** BEGIN **

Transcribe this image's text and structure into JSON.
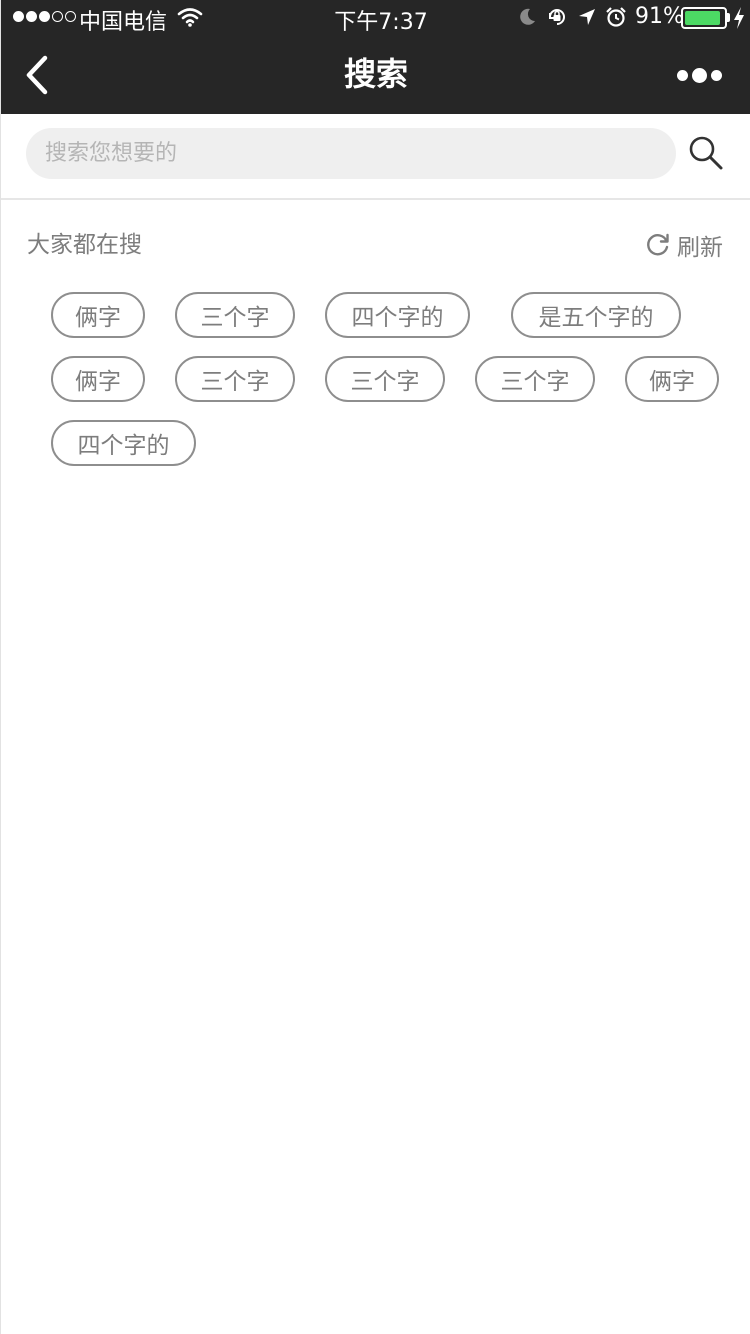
{
  "status_bar": {
    "carrier": "中国电信",
    "time": "下午7:37",
    "battery_percent": "91%",
    "battery_level": 0.91,
    "battery_color": "#4cd964",
    "signal_filled": 3,
    "signal_total": 5
  },
  "nav": {
    "title": "搜索",
    "back_icon": "chevron-left-icon",
    "more_icon": "more-dots-icon"
  },
  "search": {
    "placeholder": "搜索您想要的",
    "value": "",
    "icon": "search-icon"
  },
  "hot": {
    "title": "大家都在搜",
    "refresh_label": "刷新",
    "refresh_icon": "refresh-icon",
    "tags": [
      "俩字",
      "三个字",
      "四个字的",
      "是五个字的",
      "俩字",
      "三个字",
      "三个字",
      "三个字",
      "俩字",
      "四个字的"
    ]
  }
}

** END **

# Objective
Apart from the pictures, the entries above are to be repeated in full and exactly.

# Final answer
Transcribe this image's text and structure into JSON.
{
  "status_bar": {
    "carrier": "中国电信",
    "time": "下午7:37",
    "battery_percent": "91%",
    "battery_level": 0.91,
    "battery_color": "#4cd964",
    "signal_filled": 3,
    "signal_total": 5
  },
  "nav": {
    "title": "搜索",
    "back_icon": "chevron-left-icon",
    "more_icon": "more-dots-icon"
  },
  "search": {
    "placeholder": "搜索您想要的",
    "value": "",
    "icon": "search-icon"
  },
  "hot": {
    "title": "大家都在搜",
    "refresh_label": "刷新",
    "refresh_icon": "refresh-icon",
    "tags": [
      "俩字",
      "三个字",
      "四个字的",
      "是五个字的",
      "俩字",
      "三个字",
      "三个字",
      "三个字",
      "俩字",
      "四个字的"
    ]
  }
}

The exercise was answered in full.